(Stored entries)
BEGIN

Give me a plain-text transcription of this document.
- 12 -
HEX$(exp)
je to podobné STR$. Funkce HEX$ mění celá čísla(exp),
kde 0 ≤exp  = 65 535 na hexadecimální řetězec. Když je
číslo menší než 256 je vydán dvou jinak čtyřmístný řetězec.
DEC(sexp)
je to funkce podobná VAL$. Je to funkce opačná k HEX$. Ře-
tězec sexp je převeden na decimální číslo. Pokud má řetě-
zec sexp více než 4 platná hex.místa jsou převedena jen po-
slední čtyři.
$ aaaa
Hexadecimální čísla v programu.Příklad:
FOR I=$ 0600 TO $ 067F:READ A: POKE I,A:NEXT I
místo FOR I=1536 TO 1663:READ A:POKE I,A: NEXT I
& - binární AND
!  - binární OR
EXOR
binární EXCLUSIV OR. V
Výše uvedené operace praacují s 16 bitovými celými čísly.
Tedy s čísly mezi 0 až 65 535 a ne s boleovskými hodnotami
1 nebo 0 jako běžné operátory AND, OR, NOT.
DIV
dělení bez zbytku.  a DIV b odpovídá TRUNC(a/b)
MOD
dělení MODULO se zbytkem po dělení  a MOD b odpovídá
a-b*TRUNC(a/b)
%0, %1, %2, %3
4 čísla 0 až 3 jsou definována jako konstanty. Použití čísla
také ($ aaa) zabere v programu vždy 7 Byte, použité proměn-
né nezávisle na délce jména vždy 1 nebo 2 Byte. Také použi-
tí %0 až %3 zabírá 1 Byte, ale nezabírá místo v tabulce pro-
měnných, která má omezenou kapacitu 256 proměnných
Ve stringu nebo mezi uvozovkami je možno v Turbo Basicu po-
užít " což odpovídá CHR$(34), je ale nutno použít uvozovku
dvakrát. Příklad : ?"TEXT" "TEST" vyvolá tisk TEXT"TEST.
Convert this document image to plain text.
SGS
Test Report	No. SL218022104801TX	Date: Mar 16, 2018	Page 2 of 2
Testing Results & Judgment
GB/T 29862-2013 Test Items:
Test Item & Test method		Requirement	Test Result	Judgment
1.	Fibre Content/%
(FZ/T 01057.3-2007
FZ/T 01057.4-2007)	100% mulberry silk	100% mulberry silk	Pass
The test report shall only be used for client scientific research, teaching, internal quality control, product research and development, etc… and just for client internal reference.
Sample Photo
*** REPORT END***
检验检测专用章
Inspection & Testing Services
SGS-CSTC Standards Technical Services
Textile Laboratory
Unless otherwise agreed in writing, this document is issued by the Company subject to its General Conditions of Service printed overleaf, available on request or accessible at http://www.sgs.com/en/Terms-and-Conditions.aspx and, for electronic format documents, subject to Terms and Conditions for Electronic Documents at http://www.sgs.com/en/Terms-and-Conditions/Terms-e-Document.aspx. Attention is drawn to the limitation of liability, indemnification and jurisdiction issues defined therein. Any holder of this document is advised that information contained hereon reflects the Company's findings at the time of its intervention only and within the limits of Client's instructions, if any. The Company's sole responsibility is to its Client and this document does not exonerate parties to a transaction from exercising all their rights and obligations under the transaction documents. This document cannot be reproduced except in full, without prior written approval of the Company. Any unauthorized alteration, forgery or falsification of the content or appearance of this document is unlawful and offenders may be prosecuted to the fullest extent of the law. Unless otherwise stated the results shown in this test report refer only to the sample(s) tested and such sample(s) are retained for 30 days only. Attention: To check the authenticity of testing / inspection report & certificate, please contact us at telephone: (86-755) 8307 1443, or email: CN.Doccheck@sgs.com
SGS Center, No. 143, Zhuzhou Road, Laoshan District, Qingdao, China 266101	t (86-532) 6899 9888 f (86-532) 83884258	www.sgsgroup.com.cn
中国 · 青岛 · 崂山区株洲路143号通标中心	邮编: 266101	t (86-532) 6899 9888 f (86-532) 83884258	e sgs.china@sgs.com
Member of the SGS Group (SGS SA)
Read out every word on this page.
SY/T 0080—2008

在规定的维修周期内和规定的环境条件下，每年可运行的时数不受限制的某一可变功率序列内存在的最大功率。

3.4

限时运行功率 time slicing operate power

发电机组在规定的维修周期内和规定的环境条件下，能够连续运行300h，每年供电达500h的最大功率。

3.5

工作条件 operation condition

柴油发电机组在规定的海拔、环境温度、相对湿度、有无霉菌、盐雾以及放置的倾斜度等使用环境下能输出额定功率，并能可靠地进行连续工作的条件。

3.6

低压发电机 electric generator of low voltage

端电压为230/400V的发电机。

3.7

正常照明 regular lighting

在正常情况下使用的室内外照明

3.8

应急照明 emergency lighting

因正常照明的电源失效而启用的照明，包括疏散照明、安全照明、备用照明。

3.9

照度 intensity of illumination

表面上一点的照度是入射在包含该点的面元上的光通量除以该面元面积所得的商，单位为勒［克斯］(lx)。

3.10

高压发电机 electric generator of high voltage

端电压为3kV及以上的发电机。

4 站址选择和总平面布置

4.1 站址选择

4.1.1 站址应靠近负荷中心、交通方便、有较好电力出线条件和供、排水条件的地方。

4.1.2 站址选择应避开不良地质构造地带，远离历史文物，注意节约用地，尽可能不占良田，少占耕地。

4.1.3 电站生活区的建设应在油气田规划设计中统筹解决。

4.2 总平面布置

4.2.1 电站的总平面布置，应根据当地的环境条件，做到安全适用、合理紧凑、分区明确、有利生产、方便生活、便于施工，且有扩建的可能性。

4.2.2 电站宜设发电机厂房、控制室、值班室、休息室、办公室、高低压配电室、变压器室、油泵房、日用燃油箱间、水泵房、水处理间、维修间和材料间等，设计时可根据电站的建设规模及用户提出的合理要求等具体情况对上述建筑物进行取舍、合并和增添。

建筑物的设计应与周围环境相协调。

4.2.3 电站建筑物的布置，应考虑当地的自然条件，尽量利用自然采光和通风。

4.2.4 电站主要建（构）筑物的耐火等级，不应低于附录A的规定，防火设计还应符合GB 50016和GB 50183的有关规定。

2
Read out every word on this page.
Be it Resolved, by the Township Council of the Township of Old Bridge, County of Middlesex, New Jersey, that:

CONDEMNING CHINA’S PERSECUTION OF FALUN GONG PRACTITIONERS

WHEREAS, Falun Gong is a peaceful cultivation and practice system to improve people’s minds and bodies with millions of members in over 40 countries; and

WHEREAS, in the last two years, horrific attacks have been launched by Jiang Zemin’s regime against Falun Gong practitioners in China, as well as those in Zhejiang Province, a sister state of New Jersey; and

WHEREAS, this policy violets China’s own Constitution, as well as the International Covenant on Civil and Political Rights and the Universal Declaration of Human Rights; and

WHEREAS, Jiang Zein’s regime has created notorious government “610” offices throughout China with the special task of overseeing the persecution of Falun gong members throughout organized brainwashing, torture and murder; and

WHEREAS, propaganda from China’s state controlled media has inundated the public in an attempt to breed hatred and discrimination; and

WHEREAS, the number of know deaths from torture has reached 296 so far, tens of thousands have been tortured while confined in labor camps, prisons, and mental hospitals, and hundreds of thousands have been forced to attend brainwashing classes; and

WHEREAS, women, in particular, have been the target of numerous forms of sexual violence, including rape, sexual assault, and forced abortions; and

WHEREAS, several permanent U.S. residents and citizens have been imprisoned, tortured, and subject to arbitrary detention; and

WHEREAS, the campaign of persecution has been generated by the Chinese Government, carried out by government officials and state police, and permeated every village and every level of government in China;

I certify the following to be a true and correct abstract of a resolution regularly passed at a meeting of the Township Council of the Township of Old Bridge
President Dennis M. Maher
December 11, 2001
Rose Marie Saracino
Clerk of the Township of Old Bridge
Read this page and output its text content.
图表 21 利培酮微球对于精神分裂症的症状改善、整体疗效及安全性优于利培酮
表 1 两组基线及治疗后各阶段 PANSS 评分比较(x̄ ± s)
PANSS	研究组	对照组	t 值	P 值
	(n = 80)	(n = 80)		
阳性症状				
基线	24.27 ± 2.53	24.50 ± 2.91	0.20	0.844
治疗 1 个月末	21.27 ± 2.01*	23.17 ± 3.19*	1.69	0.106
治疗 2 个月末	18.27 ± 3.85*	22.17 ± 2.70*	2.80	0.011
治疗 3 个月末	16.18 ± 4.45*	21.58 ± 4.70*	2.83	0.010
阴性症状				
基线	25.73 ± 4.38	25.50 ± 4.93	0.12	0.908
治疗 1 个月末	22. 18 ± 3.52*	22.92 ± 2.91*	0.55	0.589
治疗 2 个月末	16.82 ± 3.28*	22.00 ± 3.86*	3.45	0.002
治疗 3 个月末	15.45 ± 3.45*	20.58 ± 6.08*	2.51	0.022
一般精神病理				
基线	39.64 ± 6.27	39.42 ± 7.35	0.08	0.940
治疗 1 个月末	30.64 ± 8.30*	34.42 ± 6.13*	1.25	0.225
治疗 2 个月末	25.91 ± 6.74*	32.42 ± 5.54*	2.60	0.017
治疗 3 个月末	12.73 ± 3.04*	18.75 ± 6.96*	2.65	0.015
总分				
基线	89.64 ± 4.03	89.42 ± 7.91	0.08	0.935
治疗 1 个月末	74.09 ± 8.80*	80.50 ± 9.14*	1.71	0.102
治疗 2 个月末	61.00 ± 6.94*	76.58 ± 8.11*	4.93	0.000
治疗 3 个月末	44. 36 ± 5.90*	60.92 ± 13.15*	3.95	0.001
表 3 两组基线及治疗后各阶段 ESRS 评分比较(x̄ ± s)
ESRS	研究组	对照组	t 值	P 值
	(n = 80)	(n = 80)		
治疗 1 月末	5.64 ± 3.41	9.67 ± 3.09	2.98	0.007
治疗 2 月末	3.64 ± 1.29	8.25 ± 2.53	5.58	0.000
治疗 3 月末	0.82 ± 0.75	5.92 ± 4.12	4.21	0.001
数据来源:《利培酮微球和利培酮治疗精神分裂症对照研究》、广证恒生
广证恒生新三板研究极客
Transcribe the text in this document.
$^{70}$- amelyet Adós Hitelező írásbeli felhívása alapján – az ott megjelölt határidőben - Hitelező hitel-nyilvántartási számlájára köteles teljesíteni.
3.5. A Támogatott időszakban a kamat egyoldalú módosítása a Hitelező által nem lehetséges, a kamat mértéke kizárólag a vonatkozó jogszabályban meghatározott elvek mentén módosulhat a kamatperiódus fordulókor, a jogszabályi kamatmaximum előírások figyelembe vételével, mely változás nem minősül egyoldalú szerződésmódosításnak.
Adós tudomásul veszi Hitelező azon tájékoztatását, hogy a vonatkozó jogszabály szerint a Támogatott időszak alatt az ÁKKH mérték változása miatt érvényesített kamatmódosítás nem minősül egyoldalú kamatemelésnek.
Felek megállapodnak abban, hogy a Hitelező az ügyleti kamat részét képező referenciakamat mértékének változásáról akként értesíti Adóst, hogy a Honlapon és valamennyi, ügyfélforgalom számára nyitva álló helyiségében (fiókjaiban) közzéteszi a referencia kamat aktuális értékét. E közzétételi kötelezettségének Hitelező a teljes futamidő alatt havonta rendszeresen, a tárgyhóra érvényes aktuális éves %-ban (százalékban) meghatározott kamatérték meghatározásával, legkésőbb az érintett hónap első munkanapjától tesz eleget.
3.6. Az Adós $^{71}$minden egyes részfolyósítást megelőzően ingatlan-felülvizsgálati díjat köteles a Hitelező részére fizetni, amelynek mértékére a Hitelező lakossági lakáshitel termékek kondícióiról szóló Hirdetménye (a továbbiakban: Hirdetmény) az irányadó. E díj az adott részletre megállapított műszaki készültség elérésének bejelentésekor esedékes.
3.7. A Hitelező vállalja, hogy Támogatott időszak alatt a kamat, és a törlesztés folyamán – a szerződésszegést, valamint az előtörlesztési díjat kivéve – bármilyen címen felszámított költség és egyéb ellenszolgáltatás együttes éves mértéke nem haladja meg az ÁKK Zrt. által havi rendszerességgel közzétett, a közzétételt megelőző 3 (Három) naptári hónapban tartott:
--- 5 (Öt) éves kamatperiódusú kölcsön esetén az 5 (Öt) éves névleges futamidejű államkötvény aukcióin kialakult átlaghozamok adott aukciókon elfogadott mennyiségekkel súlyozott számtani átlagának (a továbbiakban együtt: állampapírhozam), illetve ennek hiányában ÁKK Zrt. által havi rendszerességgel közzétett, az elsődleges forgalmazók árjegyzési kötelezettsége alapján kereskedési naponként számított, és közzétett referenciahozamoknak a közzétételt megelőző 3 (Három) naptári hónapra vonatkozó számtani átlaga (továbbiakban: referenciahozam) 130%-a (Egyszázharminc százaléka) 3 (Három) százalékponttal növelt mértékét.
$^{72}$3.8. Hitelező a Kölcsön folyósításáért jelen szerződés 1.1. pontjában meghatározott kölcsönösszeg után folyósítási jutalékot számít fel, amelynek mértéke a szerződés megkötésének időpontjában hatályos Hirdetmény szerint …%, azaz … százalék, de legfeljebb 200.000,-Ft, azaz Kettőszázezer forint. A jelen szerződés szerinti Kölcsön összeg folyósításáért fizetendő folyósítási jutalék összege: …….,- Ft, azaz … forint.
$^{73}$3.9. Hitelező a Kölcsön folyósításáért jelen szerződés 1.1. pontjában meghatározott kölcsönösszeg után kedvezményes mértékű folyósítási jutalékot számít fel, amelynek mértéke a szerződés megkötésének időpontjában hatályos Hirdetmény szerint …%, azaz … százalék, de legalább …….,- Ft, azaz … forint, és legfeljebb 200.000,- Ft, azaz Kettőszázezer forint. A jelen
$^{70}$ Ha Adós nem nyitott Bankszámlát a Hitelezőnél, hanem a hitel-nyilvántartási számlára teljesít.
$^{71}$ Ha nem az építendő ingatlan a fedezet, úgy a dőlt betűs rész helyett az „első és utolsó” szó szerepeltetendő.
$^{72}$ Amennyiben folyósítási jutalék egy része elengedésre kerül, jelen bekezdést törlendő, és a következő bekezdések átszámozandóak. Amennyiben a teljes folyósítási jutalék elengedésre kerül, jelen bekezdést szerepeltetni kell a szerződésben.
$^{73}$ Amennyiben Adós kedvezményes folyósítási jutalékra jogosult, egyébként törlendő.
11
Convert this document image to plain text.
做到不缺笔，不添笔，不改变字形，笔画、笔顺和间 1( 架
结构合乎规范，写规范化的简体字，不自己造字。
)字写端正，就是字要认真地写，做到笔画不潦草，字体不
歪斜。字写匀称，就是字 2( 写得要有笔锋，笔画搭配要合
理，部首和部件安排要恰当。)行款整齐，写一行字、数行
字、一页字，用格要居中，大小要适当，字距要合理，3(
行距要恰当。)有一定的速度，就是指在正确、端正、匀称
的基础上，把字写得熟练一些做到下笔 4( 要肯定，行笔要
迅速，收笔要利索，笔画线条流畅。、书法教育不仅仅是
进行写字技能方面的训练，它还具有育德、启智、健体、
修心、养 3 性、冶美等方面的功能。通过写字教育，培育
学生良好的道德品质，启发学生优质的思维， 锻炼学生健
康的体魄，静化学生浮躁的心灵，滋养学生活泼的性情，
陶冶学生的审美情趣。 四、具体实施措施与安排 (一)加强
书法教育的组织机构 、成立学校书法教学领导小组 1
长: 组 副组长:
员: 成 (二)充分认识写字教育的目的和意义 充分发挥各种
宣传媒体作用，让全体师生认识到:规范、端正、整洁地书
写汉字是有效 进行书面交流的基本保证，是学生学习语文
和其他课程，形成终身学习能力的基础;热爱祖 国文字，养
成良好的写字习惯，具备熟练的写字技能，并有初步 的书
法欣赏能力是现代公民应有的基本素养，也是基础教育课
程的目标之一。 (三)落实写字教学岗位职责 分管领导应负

END

[Task instructions]: From the records above, work out how many lines contain the string "POKE". Give only the number.

[Written reply]: 2